▸ Task requirements
Print all entries precisely as they are written.

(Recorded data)
______________________________
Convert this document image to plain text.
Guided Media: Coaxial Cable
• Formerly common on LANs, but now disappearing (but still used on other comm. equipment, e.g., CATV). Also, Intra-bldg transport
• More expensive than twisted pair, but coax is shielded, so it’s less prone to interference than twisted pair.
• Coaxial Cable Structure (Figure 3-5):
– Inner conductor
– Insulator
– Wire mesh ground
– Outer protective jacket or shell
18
______________________________
▸ Task result
Convert this document image to plain text.
Guided Media: Coaxial Cable
• Formerly common on LANs, but now disappearing (but still used on other comm. equipment, e.g., CATV). Also, Intra-bldg transport
• More expensive than twisted pair, but coax is shielded, so it’s less prone to interference than twisted pair.
• Coaxial Cable Structure (Figure 3-5):
– Inner conductor
– Insulator
– Wire mesh ground
– Outer protective jacket or shell
18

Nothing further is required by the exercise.